*** Passage ***

Microsoft Wants Patent For Inserting User IDs In Filename
from the patents-patents-patents dept
theodp writes “In its just-published patent application for late-binding/dynamic pathname resolution, Microsoft explains that this invention allows a filename containing a variable such as ‘@username’ to map to completely different files depending on which user is logged on. Microsoft explains to the USPTO that such a mechanism ‘has, until now, eluded those skilled in the art,’ and its absence has ‘plagued computer system users and designers for some time.’ “
Comments on “Microsoft Wants Patent For Inserting User IDs In Filename”
This is the same as mail-merge
Mail-merge into URLs is an obvious technique used in bulk emailing. For example an image tag like the following would display the logo of your favorite sports team:
(href=”http://domain/teams/{field teamname}.gif” alt=”{field teamname}”)
Microsoft’s patent seems to be copying this.
No Subject Given
Would UNIX’s tilde (home directory) count as prior art? What about environment variables in a pathname?
Re: No Subject Given
Yes – countless thousands of unix shell scripts use this technique. This is nothing new.
GFS
I don’t know if this predates MSFT’s claim, but RedHat’s GFS supports variables as filenames — see http://www.redhat.com/docs/manuals/csgfs/admin-guide/s1-manage-pathnames.html for a description of this.
Automounter
We do this all the time w/ the automounter on unix (am-utils)… users, netgroups, all kinds of stuff.

*** Records ***

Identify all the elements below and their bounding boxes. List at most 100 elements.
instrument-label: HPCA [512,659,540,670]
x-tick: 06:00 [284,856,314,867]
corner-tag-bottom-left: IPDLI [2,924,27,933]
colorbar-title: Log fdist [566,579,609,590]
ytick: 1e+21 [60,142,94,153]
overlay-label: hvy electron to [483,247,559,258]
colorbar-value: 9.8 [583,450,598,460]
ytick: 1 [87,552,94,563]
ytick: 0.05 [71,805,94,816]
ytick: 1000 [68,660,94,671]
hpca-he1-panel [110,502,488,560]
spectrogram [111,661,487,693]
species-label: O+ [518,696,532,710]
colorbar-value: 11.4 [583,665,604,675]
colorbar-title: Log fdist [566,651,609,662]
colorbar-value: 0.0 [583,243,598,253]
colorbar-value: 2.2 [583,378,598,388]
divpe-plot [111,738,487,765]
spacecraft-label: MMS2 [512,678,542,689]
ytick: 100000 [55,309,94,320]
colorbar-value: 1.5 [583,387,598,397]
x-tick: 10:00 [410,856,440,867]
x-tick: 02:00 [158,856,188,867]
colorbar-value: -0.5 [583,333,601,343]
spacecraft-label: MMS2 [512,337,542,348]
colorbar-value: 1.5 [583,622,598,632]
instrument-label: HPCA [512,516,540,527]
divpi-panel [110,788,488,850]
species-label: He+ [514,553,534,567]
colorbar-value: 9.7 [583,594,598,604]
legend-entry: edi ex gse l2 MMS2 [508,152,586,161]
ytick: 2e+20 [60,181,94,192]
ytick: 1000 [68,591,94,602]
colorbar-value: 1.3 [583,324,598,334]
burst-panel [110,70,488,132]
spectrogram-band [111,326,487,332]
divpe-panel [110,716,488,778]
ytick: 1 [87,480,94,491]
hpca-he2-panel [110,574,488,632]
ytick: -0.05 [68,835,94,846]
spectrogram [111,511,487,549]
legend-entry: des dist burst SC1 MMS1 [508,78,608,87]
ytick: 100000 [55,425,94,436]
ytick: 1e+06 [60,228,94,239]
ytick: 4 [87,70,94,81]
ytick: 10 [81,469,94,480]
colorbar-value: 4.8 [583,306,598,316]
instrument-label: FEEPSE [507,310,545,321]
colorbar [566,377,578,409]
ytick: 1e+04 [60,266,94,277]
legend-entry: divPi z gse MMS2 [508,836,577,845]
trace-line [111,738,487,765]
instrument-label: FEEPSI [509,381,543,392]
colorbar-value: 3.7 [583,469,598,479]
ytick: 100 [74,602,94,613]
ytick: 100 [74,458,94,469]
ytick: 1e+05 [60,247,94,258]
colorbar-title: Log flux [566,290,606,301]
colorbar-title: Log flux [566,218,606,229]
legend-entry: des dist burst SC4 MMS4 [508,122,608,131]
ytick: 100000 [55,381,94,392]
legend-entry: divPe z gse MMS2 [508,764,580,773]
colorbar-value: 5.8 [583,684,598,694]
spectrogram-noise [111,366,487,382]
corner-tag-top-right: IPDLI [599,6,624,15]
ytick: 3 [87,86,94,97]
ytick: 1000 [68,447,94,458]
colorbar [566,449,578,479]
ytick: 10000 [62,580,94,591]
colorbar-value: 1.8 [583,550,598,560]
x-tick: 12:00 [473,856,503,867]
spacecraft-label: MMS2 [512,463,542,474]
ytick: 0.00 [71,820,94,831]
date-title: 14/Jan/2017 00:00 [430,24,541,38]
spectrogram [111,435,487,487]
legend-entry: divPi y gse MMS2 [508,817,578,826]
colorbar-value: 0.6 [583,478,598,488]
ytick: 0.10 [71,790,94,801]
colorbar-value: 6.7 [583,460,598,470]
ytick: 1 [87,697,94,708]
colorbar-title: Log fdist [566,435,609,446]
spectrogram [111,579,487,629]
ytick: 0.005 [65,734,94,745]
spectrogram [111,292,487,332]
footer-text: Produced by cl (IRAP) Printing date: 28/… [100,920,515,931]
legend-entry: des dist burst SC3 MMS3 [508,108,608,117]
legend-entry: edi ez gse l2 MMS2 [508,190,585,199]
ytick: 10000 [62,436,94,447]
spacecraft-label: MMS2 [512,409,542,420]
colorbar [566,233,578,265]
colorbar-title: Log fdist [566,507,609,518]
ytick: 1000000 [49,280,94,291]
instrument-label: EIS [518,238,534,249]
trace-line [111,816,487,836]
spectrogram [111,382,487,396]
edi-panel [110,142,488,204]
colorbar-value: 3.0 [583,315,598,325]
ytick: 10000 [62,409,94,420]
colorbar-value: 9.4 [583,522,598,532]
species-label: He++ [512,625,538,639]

***

Task A>
List the titles of all the comments posted on the Microsoft patent post.
Task B>
In the Microsoft patent post, which variable is given as an example of one that a filename might contain?
Task C>
Reproduce the passage of the Microsoft patent post between "This is the" and "kinds of stuff.", inclusive.
The data comes from a different source than the Microsoft patent post.

Written response A>
This is the same as mail-merge
No Subject Given
Re: No Subject Given
GFS
Automounter

Written response B>
'@username'

Written response C>
This is the same as mail-merge
Mail-merge into URLs is an obvious technique used in bulk emailing. For example an image tag like the following would display the logo of your favorite sports team:
(href=”http://domain/teams/{field teamname}.gif” alt=”{field teamname}”)
Microsoft’s patent seems to be copying this.
No Subject Given
Would UNIX’s tilde (home directory) count as prior art? What about environment variables in a pathname?
Re: No Subject Given
Yes – countless thousands of unix shell scripts use this technique. This is nothing new.
GFS
I don’t know if this predates MSFT’s claim, but RedHat’s GFS supports variables as filenames — see http://www.redhat.com/docs/manuals/csgfs/admin-guide/s1-manage-pathnames.html for a description of this.
Automounter
We do this all the time w/ the automounter on unix (am-utils)… users, netgroups, all kinds of stuff.